* Begin Records shown *
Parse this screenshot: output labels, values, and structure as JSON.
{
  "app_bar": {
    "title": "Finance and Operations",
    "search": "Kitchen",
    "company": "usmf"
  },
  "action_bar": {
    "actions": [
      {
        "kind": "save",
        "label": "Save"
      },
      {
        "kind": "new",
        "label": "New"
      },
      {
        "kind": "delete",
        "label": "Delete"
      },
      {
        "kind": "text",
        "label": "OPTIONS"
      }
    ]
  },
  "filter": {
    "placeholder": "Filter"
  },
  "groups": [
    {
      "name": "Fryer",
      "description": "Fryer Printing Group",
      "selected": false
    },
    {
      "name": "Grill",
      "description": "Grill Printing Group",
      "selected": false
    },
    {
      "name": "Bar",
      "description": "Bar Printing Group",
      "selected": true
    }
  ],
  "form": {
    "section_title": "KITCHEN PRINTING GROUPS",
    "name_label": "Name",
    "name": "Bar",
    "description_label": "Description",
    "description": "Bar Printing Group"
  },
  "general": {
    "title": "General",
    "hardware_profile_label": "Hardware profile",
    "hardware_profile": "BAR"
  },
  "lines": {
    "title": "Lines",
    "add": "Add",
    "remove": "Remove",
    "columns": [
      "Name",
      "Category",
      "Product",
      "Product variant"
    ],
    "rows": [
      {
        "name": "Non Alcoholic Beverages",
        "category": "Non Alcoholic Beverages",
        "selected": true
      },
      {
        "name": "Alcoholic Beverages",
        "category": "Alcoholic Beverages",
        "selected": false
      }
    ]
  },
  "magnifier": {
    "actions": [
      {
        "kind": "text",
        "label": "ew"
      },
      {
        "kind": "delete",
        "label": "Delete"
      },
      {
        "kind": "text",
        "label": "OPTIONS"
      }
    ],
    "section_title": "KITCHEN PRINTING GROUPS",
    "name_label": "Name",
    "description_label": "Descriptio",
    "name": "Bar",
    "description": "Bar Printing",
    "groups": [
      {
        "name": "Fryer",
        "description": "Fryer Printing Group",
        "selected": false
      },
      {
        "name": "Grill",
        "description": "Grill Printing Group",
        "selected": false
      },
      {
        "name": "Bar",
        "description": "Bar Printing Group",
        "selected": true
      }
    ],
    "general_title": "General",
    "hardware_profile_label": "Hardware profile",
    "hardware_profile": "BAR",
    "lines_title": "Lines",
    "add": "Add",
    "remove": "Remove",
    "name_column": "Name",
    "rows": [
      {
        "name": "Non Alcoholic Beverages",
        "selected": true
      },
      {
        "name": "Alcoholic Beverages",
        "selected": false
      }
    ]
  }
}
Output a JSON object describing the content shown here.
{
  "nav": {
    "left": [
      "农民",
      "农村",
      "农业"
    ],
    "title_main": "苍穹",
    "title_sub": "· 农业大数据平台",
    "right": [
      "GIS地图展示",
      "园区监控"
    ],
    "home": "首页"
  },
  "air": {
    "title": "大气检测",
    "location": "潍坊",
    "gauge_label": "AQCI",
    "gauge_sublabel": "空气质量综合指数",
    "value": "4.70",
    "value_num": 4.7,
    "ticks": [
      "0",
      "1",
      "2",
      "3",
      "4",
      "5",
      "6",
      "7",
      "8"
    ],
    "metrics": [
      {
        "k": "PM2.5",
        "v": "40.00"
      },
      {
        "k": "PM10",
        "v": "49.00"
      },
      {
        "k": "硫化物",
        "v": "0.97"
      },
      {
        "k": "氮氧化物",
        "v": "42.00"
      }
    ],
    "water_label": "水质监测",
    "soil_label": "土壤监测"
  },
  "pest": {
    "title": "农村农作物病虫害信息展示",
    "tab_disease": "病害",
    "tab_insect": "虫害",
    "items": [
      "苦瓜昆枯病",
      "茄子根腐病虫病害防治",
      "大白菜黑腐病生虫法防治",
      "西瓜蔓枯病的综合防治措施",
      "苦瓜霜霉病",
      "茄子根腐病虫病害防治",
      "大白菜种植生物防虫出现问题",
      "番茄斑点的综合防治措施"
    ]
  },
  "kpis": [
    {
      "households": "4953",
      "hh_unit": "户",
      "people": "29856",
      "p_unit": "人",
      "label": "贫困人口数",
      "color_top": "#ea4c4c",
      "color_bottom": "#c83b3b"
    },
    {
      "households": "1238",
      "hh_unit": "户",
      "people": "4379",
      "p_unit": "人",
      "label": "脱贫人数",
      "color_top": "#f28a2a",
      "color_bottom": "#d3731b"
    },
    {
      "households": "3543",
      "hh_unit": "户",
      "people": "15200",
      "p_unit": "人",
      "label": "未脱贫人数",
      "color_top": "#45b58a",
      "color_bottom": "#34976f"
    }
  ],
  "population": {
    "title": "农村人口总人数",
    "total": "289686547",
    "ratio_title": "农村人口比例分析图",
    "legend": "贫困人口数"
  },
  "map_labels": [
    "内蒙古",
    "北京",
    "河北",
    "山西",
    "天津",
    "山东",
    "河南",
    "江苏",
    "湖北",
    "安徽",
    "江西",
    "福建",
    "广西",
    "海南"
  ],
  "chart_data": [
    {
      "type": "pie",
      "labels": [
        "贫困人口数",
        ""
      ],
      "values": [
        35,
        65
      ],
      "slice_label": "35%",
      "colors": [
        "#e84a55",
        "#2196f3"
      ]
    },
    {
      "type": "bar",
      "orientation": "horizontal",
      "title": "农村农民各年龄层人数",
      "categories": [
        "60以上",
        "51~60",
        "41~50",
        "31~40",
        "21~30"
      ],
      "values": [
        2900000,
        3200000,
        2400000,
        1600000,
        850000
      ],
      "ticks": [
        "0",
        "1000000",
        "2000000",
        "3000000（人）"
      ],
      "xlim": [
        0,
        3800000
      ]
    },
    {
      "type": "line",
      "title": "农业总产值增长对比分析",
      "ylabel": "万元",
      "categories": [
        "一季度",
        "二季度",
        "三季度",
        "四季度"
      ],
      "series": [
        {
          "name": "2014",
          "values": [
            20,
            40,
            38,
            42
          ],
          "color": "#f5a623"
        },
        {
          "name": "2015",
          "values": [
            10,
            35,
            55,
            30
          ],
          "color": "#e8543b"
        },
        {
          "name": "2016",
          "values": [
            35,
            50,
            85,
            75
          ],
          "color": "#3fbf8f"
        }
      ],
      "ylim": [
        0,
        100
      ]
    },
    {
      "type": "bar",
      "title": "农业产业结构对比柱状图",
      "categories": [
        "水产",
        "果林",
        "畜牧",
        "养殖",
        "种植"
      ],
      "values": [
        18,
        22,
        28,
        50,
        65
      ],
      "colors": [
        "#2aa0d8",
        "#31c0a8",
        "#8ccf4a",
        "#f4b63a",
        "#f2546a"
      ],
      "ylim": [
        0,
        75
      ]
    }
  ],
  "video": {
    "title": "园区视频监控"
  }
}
* End Records shown *
Objective: Find how many lines in the listing contain the word "Fryer" and give that count alone.

Task result: 4